(Extracted data entries)
+---+
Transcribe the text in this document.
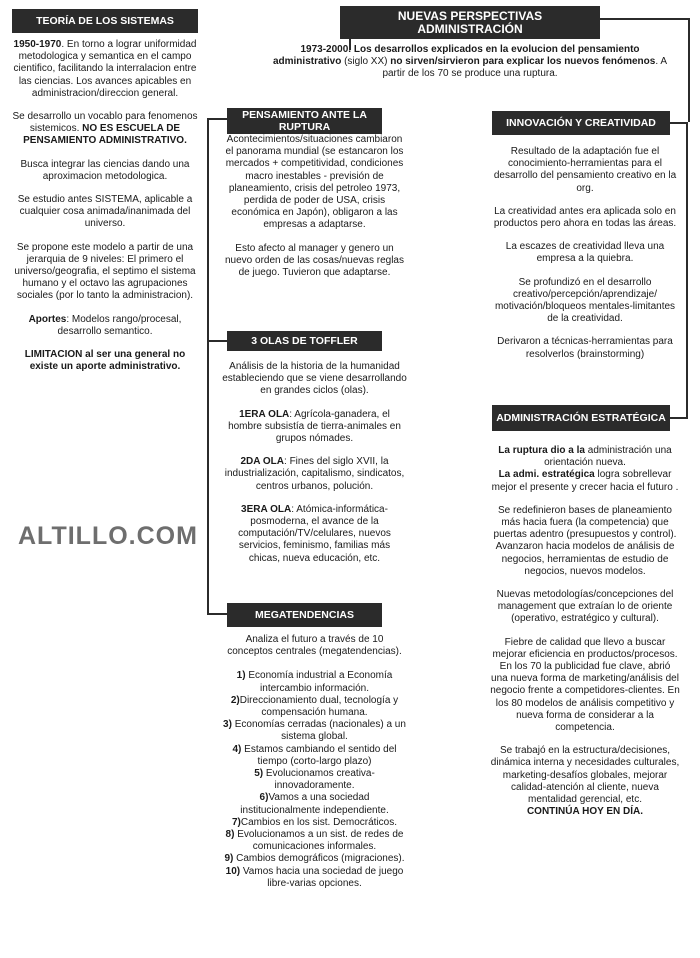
NUEVAS PERSPECTIVAS ADMINISTRACIÓN
1973-2000. Los desarrollos explicados en la evolucion del pensamiento administrativo (siglo XX) no sirven/sirvieron para explicar los nuevos fenómenos. A partir de los 70 se produce una ruptura.
TEORÍA DE LOS SISTEMAS

1950-1970. En torno a lograr uniformidad metodologica y semantica en el campo cientifico, facilitando la interralacion entre las ciencias. Los avances apicables en administracion/direccion general.

Se desarrollo un vocablo para fenomenos sistemicos. NO ES ESCUELA DE PENSAMIENTO ADMINISTRATIVO.

Busca integrar las ciencias dando una aproximacion metodologica.

Se estudio antes SISTEMA, aplicable a cualquier cosa animada/inanimada del universo.

Se propone este modelo a partir de una jerarquia de 9 niveles: El primero el universo/geografia, el septimo el sistema humano y el octavo las agrupaciones sociales (por lo tanto la administracion).

Aportes: Modelos rango/procesal, desarrollo semantico.

LIMITACION al ser una general no existe un aporte administrativo.

ALTILLO.COM
PENSAMIENTO ANTE LA RUPTURA

Acontecimientos/situaciones cambiaron el panorama mundial (se estancaron los mercados + competitividad, condiciones macro inestables - previsión de planeamiento, crisis del petroleo 1973, perdida de poder de USA, crisis económica en Japón), obligaron a las empresas a adaptarse.

Esto afecto al manager y genero un nuevo orden de las cosas/nuevas reglas de juego. Tuvieron que adaptarse.

3 OLAS DE TOFFLER

Análisis de la historia de la humanidad estableciendo que se viene desarrollando en grandes ciclos (olas).

1ERA OLA: Agrícola-ganadera, el hombre subsistía de tierra-animales en grupos nómades.

2DA OLA: Fines del siglo XVII, la industrialización, capitalismo, sindicatos, centros urbanos, polución.

3ERA OLA: Atómica-informática-posmoderna, el avance de la computación/TV/celulares, nuevos servicios, feminismo, familias más chicas, nueva educación, etc.

MEGATENDENCIAS

Analiza el futuro a través de 10 conceptos centrales (megatendencias).

1) Economía industrial a Economía intercambio información.
2)Direccionamiento dual, tecnología y compensación humana.
3) Economías cerradas (nacionales) a un sistema global.
4) Estamos cambiando el sentido del tiempo (corto-largo plazo)
5) Evolucionamos creativa-innovadoramente.
6)Vamos a una sociedad institucionalmente independiente.
7)Cambios en los sist. Democráticos.
8) Evolucionamos a un sist. de redes de comunicaciones informales.
9) Cambios demográficos (migraciones).
10) Vamos hacia una sociedad de juego libre-varias opciones.
INNOVACIÓN Y CREATIVIDAD

Resultado de la adaptación fue el conocimiento-herramientas para el desarrollo del pensamiento creativo en la org.

La creatividad antes era aplicada solo en productos pero ahora en todas las áreas.

La escazes de creatividad lleva una empresa a la quiebra.

Se profundizó en el desarrollo creativo/percepción/aprendizaje/ motivación/bloqueos mentales-limitantes de la creatividad.

Derivaron a técnicas-herramientas para resolverlos (brainstorming)

ADMINISTRACIÓN ESTRATÉGICA
La ruptura dio a la administración una orientación nueva.

La admi. estratégica logra sobrellevar mejor el presente y crecer hacia el futuro .

Se redefinieron bases de planeamiento más hacia fuera (la competencia) que puertas adentro (presupuestos y control). Avanzaron hacia modelos de análisis de negocios, herramientas de estudio de negocios, nuevos modelos.

Nuevas metodologías/concepciones del management que extraían lo de oriente (operativo, estratégico y cultural).

Fiebre de calidad que llevo a buscar mejorar eficiencia en productos/procesos. En los 70 la publicidad fue clave, abrió una nueva forma de marketing/análisis del negocio frente a competidores-clientes. En los 80 modelos de análisis competitivo y nueva forma de considerar a la competencia.

Se trabajó en la estructura/decisiones, dinámica interna y necesidades culturales, marketing-desafíos globales, mejorar calidad-atención al cliente, nueva mentalidad gerencial, etc.
CONTINÚA HOY EN DÍA.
+---+
- **WHAT YOU SHOULD DO**
Take every line from the data that contains the word "productos".

- **RESPONSE**
La creatividad antes era aplicada solo en productos pero ahora en todas las áreas.
Fiebre de calidad que llevo a buscar mejorar eficiencia en productos/procesos. En los 70 la publicidad fue clave, abrió una nueva forma de marketing/análisis del negocio frente a competidores-clientes. En los 80 modelos de análisis competitivo y nueva forma de considerar a la competencia.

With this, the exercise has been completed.